WRITTEN TASK - Which lines below hold the word "xlabel"? Copy all of them.

[Entries taken from a collection]
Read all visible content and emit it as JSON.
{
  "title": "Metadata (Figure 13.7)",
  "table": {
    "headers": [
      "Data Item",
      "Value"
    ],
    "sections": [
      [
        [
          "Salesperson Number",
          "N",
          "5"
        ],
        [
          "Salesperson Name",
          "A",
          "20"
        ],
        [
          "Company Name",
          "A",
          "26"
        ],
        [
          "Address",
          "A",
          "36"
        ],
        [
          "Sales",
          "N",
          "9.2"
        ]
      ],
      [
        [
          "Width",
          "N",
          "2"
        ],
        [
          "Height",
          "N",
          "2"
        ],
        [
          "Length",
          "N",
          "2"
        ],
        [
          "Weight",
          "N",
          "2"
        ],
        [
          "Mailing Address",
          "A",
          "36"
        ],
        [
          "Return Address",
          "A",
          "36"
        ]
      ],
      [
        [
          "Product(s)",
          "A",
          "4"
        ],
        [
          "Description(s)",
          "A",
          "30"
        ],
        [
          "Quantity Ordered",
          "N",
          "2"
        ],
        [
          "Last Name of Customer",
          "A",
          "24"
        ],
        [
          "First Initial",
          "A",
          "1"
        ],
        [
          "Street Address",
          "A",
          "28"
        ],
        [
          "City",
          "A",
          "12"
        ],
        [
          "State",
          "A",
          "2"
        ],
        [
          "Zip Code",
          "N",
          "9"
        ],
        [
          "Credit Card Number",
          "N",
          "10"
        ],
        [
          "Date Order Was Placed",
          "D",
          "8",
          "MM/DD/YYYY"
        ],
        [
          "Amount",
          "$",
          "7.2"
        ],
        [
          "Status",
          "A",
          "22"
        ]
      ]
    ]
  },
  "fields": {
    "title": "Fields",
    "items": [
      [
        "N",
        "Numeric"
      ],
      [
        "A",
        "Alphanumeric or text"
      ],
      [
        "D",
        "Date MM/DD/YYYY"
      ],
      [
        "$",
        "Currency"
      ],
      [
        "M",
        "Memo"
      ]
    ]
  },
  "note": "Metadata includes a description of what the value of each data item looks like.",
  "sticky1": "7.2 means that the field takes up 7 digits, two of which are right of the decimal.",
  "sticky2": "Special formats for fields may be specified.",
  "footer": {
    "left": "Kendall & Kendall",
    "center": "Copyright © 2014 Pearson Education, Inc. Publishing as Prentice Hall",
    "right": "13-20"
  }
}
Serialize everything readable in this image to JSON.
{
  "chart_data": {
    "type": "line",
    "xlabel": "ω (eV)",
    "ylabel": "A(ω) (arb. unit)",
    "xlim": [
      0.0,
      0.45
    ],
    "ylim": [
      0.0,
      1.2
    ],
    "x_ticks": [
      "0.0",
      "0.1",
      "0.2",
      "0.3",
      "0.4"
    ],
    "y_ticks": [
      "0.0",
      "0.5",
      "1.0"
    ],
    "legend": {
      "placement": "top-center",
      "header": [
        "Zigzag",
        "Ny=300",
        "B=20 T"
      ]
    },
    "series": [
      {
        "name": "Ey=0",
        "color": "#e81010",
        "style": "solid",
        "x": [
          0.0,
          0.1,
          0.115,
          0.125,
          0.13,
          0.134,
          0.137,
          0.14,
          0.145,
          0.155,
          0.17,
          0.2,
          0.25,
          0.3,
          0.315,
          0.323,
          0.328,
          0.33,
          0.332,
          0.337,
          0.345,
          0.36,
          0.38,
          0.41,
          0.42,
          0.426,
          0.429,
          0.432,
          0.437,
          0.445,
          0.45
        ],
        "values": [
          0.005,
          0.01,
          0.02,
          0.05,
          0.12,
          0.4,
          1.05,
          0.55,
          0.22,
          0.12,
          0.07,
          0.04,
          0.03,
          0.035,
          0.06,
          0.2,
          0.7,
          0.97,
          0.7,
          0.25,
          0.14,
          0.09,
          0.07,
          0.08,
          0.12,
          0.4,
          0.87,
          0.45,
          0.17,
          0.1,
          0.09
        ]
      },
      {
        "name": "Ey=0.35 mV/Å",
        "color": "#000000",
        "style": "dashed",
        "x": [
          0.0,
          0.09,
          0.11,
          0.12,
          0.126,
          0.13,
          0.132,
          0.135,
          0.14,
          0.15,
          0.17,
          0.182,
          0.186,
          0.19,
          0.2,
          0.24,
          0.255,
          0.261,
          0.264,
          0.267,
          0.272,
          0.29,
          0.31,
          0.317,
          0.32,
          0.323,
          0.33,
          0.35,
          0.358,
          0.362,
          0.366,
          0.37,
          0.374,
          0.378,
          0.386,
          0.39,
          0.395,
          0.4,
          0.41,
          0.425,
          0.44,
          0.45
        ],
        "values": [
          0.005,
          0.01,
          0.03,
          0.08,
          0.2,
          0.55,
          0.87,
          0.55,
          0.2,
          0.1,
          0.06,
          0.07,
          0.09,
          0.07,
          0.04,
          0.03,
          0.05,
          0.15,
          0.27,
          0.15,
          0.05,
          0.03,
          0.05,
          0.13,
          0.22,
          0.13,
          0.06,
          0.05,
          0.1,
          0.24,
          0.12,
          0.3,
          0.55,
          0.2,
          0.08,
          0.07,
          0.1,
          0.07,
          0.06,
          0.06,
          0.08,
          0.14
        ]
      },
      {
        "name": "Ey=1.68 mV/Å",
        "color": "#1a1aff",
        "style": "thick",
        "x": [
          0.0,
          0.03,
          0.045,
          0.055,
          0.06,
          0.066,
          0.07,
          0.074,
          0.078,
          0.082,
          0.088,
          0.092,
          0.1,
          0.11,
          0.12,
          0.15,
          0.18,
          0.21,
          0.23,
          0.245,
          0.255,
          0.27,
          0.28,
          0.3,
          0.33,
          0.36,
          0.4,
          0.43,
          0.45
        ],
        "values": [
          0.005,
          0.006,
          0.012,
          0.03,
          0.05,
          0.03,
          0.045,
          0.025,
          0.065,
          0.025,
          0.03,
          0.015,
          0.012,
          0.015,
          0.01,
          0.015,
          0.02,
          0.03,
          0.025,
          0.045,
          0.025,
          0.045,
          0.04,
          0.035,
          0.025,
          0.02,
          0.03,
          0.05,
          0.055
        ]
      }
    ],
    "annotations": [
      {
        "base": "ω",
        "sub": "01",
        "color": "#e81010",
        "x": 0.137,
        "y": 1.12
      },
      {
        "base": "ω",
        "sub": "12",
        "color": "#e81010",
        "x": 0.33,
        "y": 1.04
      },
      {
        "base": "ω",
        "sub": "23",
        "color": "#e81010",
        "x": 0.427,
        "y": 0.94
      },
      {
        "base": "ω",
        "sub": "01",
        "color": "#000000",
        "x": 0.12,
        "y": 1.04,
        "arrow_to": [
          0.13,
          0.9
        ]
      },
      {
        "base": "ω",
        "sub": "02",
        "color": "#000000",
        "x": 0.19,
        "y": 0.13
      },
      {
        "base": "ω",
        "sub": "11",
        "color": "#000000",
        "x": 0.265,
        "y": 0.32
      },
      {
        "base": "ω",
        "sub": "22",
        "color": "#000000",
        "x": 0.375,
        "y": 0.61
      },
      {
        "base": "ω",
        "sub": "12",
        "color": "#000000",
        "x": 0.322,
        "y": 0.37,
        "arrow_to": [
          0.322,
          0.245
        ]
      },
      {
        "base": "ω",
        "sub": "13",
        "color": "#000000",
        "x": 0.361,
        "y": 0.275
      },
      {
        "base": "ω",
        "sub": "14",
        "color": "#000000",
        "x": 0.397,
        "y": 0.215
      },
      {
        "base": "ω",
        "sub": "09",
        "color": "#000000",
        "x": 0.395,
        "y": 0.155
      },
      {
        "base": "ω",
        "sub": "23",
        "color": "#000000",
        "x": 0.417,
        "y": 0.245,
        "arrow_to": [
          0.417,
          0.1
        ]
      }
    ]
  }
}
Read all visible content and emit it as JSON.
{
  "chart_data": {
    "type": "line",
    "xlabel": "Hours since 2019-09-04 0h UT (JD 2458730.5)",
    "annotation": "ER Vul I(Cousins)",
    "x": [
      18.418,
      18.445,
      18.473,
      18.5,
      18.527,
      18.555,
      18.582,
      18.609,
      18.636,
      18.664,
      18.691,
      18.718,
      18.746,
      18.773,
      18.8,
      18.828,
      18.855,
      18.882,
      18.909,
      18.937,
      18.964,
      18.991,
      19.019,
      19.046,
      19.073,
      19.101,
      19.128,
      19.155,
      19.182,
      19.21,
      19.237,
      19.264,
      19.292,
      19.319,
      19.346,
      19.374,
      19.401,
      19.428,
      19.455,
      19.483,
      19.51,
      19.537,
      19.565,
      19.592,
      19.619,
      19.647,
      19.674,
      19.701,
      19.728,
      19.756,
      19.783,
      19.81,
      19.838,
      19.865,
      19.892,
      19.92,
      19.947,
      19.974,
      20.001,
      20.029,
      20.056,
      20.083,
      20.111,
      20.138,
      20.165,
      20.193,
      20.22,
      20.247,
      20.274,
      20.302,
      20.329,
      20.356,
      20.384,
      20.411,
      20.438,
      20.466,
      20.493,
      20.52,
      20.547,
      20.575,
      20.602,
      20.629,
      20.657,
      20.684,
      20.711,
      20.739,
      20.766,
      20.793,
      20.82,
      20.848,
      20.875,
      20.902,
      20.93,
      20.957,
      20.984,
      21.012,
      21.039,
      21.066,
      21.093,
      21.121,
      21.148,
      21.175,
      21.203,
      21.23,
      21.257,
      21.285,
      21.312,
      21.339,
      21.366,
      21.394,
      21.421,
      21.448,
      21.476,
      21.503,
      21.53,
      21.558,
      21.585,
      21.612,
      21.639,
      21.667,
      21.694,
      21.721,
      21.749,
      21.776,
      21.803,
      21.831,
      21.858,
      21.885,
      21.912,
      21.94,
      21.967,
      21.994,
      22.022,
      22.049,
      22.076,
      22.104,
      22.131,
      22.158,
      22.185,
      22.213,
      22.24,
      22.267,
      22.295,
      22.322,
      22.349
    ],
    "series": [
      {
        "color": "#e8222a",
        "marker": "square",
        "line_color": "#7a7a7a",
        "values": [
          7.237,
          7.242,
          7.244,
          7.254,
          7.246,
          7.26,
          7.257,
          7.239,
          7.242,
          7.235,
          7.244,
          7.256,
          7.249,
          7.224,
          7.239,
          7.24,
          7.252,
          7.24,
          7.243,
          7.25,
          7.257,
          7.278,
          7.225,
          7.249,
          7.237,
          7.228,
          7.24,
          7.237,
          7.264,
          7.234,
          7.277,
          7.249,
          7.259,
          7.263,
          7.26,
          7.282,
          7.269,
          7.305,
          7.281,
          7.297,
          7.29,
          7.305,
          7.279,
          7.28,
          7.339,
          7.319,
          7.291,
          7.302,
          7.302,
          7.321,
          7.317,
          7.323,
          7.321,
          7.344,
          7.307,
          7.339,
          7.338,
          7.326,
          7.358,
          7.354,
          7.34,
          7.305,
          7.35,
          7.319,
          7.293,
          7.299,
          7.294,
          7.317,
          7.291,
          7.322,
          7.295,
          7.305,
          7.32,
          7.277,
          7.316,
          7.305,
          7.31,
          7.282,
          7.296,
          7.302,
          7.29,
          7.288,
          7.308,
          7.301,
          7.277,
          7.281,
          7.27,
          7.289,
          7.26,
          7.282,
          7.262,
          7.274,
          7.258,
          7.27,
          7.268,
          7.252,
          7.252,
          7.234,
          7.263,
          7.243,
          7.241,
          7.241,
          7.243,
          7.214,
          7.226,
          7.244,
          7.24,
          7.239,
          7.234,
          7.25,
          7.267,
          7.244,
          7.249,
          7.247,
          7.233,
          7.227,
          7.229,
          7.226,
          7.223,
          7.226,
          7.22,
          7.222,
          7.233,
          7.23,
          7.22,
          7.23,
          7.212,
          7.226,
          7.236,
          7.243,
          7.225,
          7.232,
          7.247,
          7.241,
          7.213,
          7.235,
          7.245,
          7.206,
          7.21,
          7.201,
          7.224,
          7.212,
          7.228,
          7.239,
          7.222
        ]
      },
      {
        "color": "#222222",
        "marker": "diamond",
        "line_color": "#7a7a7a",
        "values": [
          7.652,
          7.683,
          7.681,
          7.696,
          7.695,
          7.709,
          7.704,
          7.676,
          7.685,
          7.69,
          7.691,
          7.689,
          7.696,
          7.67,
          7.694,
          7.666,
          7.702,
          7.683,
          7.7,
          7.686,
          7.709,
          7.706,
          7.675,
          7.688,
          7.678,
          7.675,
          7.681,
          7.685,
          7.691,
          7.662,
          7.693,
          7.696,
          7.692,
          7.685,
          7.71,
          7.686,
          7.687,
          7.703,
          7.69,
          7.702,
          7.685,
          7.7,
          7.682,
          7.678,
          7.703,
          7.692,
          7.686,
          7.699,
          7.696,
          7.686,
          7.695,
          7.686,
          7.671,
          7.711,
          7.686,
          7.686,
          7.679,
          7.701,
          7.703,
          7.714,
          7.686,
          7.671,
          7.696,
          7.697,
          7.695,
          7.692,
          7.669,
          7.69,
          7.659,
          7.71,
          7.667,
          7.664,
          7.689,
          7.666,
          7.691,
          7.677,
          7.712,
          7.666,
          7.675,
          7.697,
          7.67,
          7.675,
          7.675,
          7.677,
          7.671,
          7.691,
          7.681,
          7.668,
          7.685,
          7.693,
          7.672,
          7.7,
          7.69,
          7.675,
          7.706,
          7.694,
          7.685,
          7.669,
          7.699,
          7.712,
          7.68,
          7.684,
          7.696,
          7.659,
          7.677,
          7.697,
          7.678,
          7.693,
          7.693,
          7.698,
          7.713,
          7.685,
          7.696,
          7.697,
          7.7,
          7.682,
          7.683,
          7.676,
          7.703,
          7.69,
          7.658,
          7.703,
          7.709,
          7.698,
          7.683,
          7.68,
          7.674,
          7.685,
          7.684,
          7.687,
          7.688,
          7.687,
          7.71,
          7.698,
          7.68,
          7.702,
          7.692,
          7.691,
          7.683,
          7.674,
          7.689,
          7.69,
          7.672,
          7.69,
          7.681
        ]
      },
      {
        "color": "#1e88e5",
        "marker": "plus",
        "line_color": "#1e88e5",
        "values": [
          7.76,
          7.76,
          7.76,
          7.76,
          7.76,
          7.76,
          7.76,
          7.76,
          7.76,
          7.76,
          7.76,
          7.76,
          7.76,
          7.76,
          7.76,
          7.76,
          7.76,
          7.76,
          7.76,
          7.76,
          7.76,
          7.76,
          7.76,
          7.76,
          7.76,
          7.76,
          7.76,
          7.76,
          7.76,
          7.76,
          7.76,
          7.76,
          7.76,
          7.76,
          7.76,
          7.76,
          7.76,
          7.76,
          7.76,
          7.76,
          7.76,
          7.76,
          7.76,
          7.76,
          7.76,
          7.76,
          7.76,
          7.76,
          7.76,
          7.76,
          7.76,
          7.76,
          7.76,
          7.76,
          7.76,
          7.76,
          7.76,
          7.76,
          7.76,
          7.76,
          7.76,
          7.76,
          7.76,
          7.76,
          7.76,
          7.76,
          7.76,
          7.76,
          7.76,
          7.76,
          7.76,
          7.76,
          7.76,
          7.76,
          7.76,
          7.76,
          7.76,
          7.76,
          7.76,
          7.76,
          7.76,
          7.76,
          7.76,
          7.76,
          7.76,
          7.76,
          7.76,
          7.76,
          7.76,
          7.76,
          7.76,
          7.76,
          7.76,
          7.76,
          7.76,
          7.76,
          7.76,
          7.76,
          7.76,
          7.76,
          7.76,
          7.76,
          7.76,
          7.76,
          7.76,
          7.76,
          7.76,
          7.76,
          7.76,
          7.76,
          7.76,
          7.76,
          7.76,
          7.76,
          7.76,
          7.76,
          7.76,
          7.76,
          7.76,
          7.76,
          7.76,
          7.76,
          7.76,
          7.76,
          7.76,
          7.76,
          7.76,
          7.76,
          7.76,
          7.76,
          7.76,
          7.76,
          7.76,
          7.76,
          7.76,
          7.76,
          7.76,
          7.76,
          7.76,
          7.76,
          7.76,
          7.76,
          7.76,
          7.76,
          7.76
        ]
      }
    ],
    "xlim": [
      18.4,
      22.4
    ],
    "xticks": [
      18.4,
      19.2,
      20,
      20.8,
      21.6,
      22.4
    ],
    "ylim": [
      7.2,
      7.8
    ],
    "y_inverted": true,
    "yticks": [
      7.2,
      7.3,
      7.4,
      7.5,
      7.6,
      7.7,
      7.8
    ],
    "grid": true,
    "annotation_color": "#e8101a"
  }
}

SOLUTION BELOW -
    "xlabel": "ω (eV)",
    "xlabel": "Hours since 2019-09-04 0h UT (JD 2458730.5)",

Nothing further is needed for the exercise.